Turn the records into a numbered list, starting at their first line and ending with the line that contains "upper-text-block: そんな風に納得して、無言でマーリンについて歩く。 暫く歩いていると、足元の花が少…". Include both of those lines and leave out any blank lines.

(Layout element annotations)
-- start --

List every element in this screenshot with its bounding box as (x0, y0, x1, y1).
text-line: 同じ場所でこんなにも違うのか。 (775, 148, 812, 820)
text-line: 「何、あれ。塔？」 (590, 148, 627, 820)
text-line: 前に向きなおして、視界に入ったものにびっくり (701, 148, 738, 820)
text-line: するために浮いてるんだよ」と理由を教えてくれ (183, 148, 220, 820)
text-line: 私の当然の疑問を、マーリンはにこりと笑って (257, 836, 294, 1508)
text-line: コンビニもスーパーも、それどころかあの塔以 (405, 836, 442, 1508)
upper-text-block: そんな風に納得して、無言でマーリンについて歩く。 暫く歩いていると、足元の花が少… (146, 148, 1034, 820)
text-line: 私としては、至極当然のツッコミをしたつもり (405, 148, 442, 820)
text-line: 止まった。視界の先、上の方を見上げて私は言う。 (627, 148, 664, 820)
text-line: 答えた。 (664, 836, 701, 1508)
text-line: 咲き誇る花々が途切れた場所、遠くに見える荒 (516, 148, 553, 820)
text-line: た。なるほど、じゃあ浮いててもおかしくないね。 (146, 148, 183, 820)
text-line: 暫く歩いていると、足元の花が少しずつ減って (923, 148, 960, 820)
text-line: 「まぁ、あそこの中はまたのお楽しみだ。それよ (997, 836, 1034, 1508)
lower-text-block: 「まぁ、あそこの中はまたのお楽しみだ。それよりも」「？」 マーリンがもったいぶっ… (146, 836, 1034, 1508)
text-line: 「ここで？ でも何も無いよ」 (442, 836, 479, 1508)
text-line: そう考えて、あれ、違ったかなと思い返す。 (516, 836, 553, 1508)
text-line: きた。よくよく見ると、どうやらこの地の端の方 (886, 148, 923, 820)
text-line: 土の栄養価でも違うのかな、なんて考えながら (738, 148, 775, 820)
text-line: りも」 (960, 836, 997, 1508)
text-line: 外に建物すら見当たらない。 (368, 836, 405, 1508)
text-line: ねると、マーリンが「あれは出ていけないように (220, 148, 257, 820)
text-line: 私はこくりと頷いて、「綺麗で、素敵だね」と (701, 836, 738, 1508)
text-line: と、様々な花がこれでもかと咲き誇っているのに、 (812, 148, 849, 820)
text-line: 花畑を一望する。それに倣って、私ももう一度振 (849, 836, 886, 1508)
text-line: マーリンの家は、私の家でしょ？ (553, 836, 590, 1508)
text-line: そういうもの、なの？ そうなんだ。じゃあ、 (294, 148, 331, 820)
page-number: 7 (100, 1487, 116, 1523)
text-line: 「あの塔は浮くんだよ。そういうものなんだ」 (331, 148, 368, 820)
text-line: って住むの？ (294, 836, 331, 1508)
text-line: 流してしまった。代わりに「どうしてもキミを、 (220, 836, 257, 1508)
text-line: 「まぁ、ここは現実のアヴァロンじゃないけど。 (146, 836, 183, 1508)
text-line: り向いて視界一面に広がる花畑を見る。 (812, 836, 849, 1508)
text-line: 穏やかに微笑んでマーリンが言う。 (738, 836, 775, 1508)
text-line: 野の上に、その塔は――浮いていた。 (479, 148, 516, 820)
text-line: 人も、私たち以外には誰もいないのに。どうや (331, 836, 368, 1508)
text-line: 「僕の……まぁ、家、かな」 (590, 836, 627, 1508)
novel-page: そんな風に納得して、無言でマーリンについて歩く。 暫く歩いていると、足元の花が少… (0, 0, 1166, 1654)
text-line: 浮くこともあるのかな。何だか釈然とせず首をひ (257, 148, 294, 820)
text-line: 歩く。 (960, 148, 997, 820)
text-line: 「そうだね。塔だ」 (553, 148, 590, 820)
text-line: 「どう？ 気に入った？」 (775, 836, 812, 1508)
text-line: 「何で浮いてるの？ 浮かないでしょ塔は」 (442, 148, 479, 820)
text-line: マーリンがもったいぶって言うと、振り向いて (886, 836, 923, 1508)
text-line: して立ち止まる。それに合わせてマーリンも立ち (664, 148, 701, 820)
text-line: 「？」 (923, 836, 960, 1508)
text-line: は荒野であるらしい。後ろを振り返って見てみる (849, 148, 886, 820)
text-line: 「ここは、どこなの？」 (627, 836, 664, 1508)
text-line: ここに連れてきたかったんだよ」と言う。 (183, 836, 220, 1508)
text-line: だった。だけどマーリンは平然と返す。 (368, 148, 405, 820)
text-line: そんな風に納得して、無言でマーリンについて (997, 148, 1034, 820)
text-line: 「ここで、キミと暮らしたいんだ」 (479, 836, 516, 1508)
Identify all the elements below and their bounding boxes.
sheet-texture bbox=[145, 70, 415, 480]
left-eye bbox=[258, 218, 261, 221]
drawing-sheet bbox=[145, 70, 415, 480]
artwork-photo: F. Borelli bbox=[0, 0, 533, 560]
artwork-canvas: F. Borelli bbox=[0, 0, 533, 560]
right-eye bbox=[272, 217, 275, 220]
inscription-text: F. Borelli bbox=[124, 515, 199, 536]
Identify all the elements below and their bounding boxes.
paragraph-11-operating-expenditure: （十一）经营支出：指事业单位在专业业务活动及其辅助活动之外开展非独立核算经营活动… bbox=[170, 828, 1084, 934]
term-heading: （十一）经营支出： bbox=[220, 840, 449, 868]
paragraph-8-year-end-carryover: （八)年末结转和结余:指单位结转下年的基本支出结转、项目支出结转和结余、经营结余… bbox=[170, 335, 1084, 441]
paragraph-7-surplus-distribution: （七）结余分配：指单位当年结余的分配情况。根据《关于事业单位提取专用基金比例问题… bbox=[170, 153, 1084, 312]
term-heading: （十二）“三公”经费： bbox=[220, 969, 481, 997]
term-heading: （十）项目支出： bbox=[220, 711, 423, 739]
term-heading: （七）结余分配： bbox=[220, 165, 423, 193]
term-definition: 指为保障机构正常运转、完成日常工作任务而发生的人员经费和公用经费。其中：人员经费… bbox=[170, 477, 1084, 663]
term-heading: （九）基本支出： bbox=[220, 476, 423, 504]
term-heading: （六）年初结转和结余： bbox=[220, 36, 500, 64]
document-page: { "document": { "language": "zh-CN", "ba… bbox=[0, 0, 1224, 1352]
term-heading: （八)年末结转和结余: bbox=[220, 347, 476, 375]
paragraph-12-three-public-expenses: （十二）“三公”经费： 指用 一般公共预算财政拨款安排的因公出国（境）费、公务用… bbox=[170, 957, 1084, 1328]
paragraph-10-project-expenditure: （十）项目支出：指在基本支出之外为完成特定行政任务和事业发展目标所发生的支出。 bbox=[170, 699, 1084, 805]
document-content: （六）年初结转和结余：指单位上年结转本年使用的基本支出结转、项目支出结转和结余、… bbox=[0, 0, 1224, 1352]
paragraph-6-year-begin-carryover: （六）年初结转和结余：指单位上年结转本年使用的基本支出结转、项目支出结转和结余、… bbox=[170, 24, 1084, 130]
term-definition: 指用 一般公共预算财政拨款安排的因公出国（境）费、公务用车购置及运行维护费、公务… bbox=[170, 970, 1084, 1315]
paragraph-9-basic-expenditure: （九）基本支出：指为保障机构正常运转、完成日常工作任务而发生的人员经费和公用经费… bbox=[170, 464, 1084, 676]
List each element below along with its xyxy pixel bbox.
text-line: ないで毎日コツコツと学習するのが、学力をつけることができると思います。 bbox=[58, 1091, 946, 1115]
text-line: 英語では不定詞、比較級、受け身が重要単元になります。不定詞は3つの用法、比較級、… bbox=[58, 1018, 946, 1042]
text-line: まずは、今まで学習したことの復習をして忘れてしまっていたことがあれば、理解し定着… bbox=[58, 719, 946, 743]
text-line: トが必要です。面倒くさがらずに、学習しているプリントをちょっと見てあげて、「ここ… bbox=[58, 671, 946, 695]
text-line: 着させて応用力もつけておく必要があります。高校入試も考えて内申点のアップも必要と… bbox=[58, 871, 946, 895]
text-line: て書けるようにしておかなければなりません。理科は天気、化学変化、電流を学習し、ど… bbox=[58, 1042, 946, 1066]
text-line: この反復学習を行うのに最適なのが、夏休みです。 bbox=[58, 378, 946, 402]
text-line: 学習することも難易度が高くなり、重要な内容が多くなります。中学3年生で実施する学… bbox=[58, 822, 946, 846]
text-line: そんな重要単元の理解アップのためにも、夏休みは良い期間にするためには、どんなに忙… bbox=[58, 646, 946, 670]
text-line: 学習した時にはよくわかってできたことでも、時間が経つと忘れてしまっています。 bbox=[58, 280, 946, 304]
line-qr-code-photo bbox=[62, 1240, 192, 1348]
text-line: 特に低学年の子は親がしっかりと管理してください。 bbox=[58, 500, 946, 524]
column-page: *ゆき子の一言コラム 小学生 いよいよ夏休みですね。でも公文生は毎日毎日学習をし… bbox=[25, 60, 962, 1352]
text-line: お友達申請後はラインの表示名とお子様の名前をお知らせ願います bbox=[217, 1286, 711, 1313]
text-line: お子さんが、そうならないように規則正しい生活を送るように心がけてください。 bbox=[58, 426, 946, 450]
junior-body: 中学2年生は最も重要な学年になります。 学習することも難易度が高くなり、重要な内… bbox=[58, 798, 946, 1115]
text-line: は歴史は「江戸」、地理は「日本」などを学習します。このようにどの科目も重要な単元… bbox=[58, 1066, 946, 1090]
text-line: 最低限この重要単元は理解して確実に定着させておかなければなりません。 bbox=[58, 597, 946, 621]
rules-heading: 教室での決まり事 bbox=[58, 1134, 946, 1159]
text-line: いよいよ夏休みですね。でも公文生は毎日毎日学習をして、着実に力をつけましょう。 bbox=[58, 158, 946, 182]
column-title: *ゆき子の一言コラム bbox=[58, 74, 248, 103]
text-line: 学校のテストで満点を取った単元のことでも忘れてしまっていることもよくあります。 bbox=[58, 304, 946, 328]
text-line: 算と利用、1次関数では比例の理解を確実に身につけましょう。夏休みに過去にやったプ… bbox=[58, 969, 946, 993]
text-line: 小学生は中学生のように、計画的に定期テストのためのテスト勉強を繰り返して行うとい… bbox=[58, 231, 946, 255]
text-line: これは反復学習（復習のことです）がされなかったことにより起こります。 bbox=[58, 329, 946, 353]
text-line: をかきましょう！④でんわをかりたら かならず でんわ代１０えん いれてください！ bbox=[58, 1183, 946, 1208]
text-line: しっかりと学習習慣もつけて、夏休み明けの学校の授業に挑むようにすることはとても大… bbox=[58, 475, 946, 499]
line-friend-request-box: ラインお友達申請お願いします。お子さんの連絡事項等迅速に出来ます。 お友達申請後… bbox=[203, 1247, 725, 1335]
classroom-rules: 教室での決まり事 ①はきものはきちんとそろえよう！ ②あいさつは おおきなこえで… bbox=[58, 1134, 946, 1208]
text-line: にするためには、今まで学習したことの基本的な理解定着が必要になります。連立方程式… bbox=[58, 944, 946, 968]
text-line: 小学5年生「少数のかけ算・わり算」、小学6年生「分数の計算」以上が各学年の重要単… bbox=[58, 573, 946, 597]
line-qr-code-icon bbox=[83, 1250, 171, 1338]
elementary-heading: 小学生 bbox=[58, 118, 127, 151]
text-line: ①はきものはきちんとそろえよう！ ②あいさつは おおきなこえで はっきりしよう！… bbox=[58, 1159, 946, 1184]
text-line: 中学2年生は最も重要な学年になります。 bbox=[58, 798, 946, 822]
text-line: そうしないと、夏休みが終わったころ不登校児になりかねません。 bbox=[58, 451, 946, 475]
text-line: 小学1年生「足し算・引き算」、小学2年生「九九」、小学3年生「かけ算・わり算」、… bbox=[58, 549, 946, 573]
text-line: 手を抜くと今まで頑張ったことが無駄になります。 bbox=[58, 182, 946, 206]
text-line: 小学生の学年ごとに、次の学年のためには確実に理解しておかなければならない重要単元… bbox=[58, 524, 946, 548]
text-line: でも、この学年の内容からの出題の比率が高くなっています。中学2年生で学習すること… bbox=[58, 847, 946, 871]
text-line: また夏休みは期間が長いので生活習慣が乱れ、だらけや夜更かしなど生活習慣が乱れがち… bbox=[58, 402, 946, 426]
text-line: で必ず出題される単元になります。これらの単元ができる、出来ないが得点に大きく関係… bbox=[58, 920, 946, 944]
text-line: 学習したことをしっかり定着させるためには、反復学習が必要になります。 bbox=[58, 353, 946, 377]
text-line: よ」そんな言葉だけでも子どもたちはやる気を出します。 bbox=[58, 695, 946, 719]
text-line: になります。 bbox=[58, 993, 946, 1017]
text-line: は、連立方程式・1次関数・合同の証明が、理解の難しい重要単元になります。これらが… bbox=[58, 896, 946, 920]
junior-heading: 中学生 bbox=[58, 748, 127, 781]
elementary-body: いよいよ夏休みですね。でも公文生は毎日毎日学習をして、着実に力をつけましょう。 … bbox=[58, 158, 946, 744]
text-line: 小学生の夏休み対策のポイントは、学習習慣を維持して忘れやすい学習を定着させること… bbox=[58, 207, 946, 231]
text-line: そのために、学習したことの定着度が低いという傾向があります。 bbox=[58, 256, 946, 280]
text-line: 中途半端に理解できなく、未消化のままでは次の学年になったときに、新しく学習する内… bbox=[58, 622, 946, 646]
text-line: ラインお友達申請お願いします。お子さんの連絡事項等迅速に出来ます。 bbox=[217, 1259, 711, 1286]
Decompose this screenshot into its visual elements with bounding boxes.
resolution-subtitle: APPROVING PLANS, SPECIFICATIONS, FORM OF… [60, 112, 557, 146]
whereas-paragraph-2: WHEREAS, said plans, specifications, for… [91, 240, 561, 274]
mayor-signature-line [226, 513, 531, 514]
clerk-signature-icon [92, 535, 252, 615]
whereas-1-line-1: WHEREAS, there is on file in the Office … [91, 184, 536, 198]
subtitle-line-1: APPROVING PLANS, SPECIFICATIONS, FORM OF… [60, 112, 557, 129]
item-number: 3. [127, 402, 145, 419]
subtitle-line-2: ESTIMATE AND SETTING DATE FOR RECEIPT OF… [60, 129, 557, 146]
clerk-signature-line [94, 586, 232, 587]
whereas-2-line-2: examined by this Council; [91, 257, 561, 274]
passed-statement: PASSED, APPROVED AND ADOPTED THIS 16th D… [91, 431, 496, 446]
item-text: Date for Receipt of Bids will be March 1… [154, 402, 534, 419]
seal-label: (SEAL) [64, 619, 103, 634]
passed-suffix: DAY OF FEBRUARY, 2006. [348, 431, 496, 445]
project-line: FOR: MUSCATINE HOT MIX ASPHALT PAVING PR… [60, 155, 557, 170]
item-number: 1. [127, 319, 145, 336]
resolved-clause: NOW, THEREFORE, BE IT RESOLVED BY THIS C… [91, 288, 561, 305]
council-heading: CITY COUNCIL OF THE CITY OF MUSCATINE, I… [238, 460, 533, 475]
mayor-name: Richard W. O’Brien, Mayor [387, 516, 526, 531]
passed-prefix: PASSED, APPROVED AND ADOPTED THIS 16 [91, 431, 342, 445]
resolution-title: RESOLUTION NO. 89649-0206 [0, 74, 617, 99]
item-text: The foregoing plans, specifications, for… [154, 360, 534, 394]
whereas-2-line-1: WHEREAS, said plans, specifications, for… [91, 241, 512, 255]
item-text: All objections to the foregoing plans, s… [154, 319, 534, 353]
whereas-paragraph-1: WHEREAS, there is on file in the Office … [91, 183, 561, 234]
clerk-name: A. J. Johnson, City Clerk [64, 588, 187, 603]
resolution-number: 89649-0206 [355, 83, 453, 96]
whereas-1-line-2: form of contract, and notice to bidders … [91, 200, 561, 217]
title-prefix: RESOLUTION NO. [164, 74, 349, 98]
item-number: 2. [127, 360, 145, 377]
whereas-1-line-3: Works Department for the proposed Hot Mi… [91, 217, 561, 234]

-- end --

## Answer to the task
1. List every element in this screenshot with its bounding box as (x0, y0, x1, y1).
2. text-line: 同じ場所でこんなにも違うのか。 (775, 148, 812, 820)
3. text-line: 「何、あれ。塔？」 (590, 148, 627, 820)
4. text-line: 前に向きなおして、視界に入ったものにびっくり (701, 148, 738, 820)
5. text-line: するために浮いてるんだよ」と理由を教えてくれ (183, 148, 220, 820)
6. text-line: 私の当然の疑問を、マーリンはにこりと笑って (257, 836, 294, 1508)
7. text-line: コンビニもスーパーも、それどころかあの塔以 (405, 836, 442, 1508)
8. upper-text-block: そんな風に納得して、無言でマーリンについて歩く。 暫く歩いていると、足元の花が少… (146, 148, 1034, 820)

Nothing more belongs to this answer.